■ Exercise description
Copy the line with "What's the underlying" and all lines following it through the last line of the entries, exactly as written.

■ Task inputs
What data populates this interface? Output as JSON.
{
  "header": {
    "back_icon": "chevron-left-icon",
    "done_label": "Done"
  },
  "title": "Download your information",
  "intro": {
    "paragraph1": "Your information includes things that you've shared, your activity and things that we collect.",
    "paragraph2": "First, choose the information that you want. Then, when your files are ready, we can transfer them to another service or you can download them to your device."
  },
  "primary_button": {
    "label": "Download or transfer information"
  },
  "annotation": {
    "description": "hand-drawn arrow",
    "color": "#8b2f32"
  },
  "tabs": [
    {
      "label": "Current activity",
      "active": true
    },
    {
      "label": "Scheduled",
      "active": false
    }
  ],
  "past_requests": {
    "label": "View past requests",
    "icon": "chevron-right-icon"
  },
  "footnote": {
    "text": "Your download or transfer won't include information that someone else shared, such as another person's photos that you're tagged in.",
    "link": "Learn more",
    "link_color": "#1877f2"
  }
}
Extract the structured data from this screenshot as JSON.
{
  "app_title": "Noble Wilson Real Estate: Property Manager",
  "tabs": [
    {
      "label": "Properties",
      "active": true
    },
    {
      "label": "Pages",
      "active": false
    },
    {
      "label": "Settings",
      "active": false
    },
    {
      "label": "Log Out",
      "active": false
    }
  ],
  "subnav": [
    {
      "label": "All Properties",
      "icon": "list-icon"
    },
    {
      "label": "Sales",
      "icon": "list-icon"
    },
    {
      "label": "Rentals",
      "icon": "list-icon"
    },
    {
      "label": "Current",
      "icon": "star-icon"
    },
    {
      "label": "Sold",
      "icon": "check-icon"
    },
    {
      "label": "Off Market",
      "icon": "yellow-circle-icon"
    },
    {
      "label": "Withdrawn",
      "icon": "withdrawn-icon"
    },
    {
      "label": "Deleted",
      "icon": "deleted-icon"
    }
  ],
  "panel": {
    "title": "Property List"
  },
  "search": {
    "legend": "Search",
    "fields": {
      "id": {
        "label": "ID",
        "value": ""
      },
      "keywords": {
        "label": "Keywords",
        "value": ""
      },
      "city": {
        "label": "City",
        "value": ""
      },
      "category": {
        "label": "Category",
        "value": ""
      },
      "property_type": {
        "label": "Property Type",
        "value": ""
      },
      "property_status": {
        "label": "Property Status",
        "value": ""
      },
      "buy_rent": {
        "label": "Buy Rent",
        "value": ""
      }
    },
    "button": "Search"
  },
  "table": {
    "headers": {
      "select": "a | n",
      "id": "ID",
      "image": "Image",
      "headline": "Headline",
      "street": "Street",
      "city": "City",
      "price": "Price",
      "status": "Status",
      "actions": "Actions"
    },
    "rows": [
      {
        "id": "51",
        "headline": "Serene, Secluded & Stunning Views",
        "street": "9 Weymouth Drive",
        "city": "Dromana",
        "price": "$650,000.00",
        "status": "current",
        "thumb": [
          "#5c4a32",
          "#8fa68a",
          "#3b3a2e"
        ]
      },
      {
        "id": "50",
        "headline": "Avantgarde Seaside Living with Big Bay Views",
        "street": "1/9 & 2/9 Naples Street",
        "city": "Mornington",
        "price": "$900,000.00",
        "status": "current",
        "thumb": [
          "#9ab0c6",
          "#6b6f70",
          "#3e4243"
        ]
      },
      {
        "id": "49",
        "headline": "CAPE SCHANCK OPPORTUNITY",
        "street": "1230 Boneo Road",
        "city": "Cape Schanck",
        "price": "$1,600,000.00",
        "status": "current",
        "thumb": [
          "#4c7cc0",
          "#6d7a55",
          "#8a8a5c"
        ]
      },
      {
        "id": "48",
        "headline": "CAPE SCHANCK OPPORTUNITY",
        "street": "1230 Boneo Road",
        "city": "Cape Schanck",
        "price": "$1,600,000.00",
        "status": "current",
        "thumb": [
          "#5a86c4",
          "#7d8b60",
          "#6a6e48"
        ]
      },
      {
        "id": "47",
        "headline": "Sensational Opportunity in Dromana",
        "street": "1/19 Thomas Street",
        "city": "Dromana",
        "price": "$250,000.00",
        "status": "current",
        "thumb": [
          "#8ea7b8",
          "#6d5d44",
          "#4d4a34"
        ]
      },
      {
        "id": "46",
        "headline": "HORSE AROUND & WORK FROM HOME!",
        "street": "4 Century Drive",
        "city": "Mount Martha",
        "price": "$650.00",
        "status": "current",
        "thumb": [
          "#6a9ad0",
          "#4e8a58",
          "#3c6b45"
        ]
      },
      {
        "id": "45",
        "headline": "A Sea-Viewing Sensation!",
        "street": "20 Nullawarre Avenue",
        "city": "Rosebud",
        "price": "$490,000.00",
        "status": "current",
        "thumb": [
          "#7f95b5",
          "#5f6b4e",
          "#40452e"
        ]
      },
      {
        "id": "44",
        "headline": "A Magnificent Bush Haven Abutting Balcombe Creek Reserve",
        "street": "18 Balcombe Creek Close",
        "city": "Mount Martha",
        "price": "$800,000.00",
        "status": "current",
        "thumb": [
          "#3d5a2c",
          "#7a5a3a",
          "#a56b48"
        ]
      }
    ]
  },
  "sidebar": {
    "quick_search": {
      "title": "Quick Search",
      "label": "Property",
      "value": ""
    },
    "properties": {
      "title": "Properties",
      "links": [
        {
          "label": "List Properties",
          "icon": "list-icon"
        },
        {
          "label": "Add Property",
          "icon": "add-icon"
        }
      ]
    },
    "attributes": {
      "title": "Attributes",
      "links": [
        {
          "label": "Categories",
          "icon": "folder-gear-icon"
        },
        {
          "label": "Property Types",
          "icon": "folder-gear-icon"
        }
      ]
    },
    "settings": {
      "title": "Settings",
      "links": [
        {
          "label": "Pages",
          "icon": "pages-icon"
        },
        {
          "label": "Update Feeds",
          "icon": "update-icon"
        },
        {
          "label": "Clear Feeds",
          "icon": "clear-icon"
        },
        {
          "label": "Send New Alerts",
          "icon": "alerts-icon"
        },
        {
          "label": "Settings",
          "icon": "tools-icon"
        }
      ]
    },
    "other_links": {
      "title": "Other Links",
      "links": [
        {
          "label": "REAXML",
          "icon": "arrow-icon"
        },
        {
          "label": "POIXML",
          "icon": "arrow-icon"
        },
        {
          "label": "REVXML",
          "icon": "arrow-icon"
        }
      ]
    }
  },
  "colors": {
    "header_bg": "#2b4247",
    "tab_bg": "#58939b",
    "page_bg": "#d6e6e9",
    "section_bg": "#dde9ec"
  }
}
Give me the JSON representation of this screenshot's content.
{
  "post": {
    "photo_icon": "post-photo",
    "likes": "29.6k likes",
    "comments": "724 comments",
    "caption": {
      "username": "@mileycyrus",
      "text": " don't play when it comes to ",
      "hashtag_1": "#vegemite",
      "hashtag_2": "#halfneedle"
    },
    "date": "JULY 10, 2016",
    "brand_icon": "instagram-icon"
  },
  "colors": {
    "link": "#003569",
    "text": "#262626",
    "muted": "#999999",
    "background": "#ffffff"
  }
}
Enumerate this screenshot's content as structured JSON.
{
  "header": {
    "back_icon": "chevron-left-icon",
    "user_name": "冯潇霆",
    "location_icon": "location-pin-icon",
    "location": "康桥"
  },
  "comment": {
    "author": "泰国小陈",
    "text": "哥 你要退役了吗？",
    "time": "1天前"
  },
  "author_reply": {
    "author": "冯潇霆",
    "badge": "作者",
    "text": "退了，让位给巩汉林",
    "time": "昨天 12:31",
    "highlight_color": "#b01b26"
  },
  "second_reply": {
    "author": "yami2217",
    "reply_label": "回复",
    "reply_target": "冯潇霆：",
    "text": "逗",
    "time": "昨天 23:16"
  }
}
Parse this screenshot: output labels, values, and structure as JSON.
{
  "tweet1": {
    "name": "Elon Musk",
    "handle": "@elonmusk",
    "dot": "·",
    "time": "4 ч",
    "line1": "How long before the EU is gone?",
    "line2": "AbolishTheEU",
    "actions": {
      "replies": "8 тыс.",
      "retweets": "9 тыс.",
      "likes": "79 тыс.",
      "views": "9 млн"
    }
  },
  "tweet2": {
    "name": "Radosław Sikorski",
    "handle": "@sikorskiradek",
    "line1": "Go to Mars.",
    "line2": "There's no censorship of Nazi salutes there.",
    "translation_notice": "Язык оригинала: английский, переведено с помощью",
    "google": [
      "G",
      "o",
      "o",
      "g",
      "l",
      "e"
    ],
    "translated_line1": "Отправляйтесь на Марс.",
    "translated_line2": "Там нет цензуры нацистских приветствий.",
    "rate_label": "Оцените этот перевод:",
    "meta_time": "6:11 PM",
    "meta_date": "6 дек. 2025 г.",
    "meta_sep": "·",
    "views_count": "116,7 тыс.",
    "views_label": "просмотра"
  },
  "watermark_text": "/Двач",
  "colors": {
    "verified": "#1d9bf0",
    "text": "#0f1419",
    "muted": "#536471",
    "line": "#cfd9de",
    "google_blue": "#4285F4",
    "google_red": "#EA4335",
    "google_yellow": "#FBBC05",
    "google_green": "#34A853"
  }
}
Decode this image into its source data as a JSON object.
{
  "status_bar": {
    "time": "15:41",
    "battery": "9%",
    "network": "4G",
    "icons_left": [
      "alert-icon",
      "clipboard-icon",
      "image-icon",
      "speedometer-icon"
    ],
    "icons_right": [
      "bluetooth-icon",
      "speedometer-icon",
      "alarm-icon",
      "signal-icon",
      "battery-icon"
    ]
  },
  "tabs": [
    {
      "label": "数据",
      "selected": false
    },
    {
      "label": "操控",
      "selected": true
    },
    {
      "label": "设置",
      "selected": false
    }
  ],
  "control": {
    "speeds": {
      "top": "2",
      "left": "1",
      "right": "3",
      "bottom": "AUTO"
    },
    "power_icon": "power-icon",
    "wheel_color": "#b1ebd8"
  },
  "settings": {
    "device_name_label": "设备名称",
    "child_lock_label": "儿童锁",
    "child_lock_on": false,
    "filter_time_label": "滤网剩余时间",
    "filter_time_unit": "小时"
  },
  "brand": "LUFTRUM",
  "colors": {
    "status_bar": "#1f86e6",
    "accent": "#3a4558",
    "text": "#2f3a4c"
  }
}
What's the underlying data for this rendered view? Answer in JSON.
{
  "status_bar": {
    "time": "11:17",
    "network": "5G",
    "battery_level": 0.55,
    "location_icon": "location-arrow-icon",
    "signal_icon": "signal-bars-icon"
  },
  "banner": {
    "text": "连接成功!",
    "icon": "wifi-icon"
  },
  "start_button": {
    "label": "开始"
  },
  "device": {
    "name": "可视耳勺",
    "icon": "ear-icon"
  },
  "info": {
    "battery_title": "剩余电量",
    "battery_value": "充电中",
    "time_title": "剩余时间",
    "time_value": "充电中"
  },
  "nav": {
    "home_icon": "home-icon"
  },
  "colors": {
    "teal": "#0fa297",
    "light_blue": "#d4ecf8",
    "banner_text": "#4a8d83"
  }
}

■ Solution to this exercise
What's the underlying data for this rendered view? Answer in JSON.
{
  "status_bar": {
    "time": "11:17",
    "network": "5G",
    "battery_level": 0.55,
    "location_icon": "location-arrow-icon",
    "signal_icon": "signal-bars-icon"
  },
  "banner": {
    "text": "连接成功!",
    "icon": "wifi-icon"
  },
  "start_button": {
    "label": "开始"
  },
  "device": {
    "name": "可视耳勺",
    "icon": "ear-icon"
  },
  "info": {
    "battery_title": "剩余电量",
    "battery_value": "充电中",
    "time_title": "剩余时间",
    "time_value": "充电中"
  },
  "nav": {
    "home_icon": "home-icon"
  },
  "colors": {
    "teal": "#0fa297",
    "light_blue": "#d4ecf8",
    "banner_text": "#4a8d83"
  }
}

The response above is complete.